### Exercise brief
Copy each line of the entries beneath that contains the word "التي".

Stored entries
* Start *

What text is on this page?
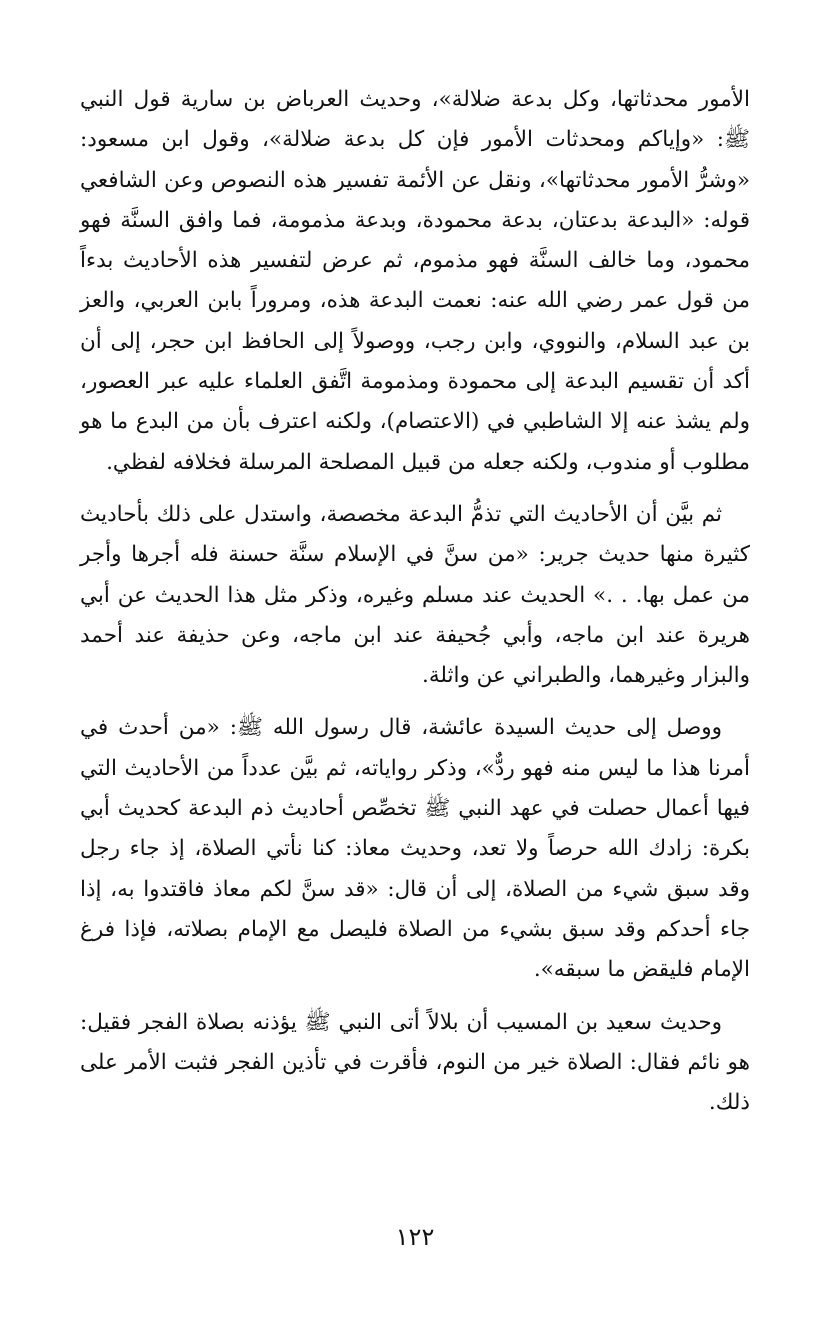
الأمور محدثاتها، وكل بدعة ضلالة»، وحديث العرباض بن سارية قول النبي ﷺ: «وإياكم ومحدثات الأمور فإن كل بدعة ضلالة»، وقول ابن مسعود: «وشرُّ الأمور محدثاتها»، ونقل عن الأئمة تفسير هذه النصوص وعن الشافعي قوله: «البدعة بدعتان، بدعة محمودة، وبدعة مذمومة، فما وافق السنَّة فهو محمود، وما خالف السنَّة فهو مذموم، ثم عرض لتفسير هذه الأحاديث بدءاً من قول عمر رضي الله عنه: نعمت البدعة هذه، ومروراً بابن العربي، والعز بن عبد السلام، والنووي، وابن رجب، ووصولاً إلى الحافظ ابن حجر، إلى أن أكد أن تقسيم البدعة إلى محمودة ومذمومة اتَّفق العلماء عليه عبر العصور، ولم يشذ عنه إلا الشاطبي في (الاعتصام)، ولكنه اعترف بأن من البدع ما هو مطلوب أو مندوب، ولكنه جعله من قبيل المصلحة المرسلة فخلافه لفظي.

ثم بيَّن أن الأحاديث التي تذمُّ البدعة مخصصة، واستدل على ذلك بأحاديث كثيرة منها حديث جرير: «من سنَّ في الإسلام سنَّة حسنة فله أجرها وأجر من عمل بها. . .» الحديث عند مسلم وغيره، وذكر مثل هذا الحديث عن أبي هريرة عند ابن ماجه، وأبي جُحيفة عند ابن ماجه، وعن حذيفة عند أحمد والبزار وغيرهما، والطبراني عن واثلة.

ووصل إلى حديث السيدة عائشة، قال رسول الله ﷺ: «من أحدث في أمرنا هذا ما ليس منه فهو ردٌّ»، وذكر رواياته، ثم بيَّن عدداً من الأحاديث التي فيها أعمال حصلت في عهد النبي ﷺ تخصِّص أحاديث ذم البدعة كحديث أبي بكرة: زادك الله حرصاً ولا تعد، وحديث معاذ: كنا نأتي الصلاة، إذ جاء رجل وقد سبق شيء من الصلاة، إلى أن قال: «قد سنَّ لكم معاذ فاقتدوا به، إذا جاء أحدكم وقد سبق بشيء من الصلاة فليصل مع الإمام بصلاته، فإذا فرغ الإمام فليقض ما سبقه».

وحديث سعيد بن المسيب أن بلالاً أتى النبي ﷺ يؤذنه بصلاة الفجر فقيل: هو نائم فقال: الصلاة خير من النوم، فأقرت في تأذين الفجر فثبت الأمر على ذلك.

١٢٢
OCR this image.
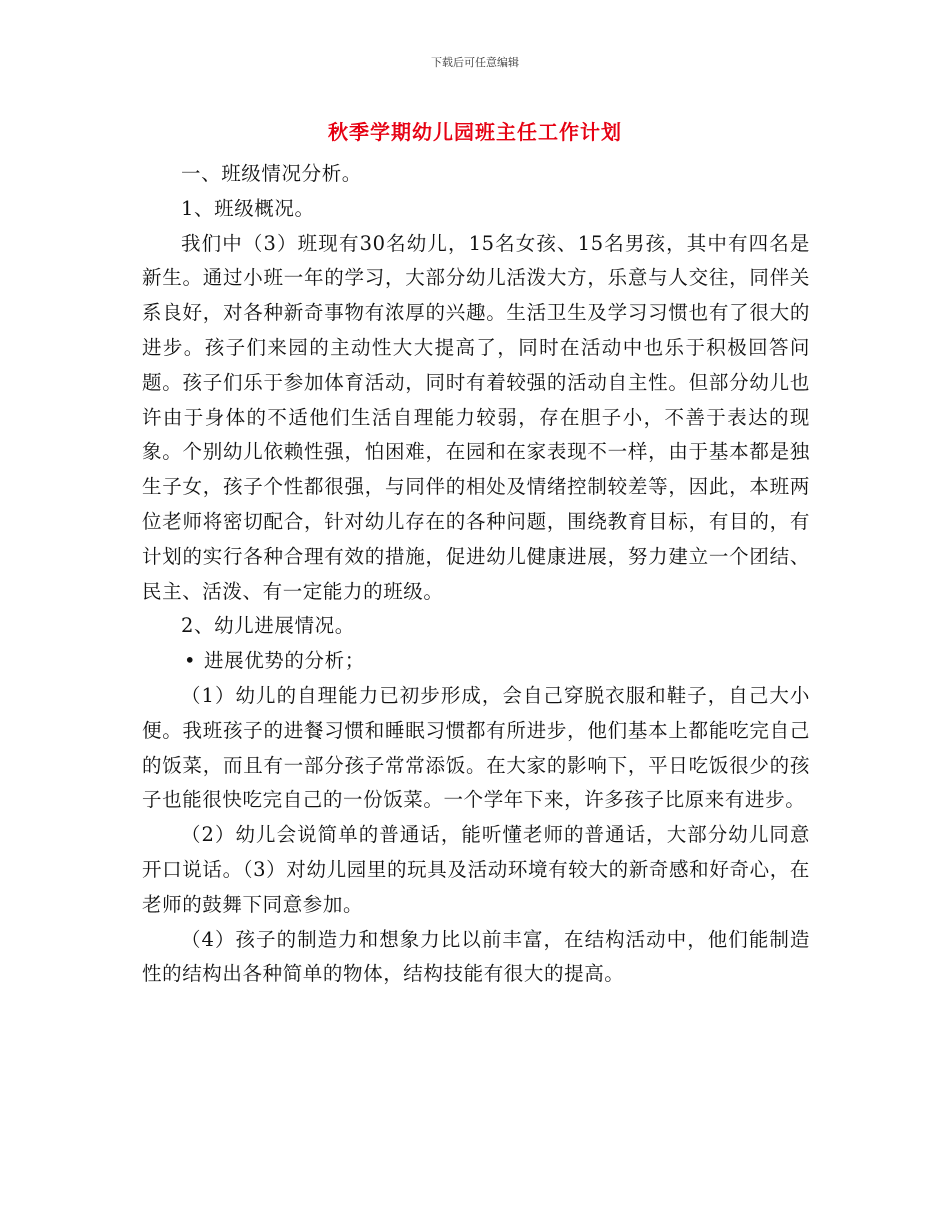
下载后可任意编辑
秋季学期幼儿园班主任工作计划

一、班级情况分析。

1、班级概况。

我们中（3）班现有30名幼儿，15名女孩、15名男孩，其中有四名是新生。通过小班一年的学习，大部分幼儿活泼大方，乐意与人交往，同伴关系良好，对各种新奇事物有浓厚的兴趣。生活卫生及学习习惯也有了很大的进步。孩子们来园的主动性大大提高了，同时在活动中也乐于积极回答问题。孩子们乐于参加体育活动，同时有着较强的活动自主性。但部分幼儿也许由于身体的不适他们生活自理能力较弱，存在胆子小，不善于表达的现象。个别幼儿依赖性强，怕困难，在园和在家表现不一样，由于基本都是独生子女，孩子个性都很强，与同伴的相处及情绪控制较差等，因此，本班两位老师将密切配合，针对幼儿存在的各种问题，围绕教育目标，有目的，有计划的实行各种合理有效的措施，促进幼儿健康进展，努力建立一个团结、民主、活泼、有一定能力的班级。

2、幼儿进展情况。

• 进展优势的分析；

（1）幼儿的自理能力已初步形成，会自己穿脱衣服和鞋子，自己大小便。我班孩子的进餐习惯和睡眠习惯都有所进步，他们基本上都能吃完自己的饭菜，而且有一部分孩子常常添饭。在大家的影响下，平日吃饭很少的孩子也能很快吃完自己的一份饭菜。一个学年下来，许多孩子比原来有进步。

（2）幼儿会说简单的普通话，能听懂老师的普通话，大部分幼儿同意开口说话。（3）对幼儿园里的玩具及活动环境有较大的新奇感和好奇心，在老师的鼓舞下同意参加。

（4）孩子的制造力和想象力比以前丰富，在结构活动中，他们能制造性的结构出各种简单的物体，结构技能有很大的提高。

* End *

### Expected answer
ثم بيَّن أن الأحاديث التي تذمُّ البدعة مخصصة، واستدل على ذلك بأحاديث كثيرة منها حديث جرير: «من سنَّ في الإسلام سنَّة حسنة فله أجرها وأجر من عمل بها. . .» الحديث عند مسلم وغيره، وذكر مثل هذا الحديث عن أبي هريرة عند ابن ماجه، وأبي جُحيفة عند ابن ماجه، وعن حذيفة عند أحمد والبزار وغيرهما، والطبراني عن واثلة.
ووصل إلى حديث السيدة عائشة، قال رسول الله ﷺ: «من أحدث في أمرنا هذا ما ليس منه فهو ردٌّ»، وذكر رواياته، ثم بيَّن عدداً من الأحاديث التي فيها أعمال حصلت في عهد النبي ﷺ تخصِّص أحاديث ذم البدعة كحديث أبي بكرة: زادك الله حرصاً ولا تعد، وحديث معاذ: كنا نأتي الصلاة، إذ جاء رجل وقد سبق شيء من الصلاة، إلى أن قال: «قد سنَّ لكم معاذ فاقتدوا به، إذا جاء أحدكم وقد سبق بشيء من الصلاة فليصل مع الإمام بصلاته، فإذا فرغ الإمام فليقض ما سبقه».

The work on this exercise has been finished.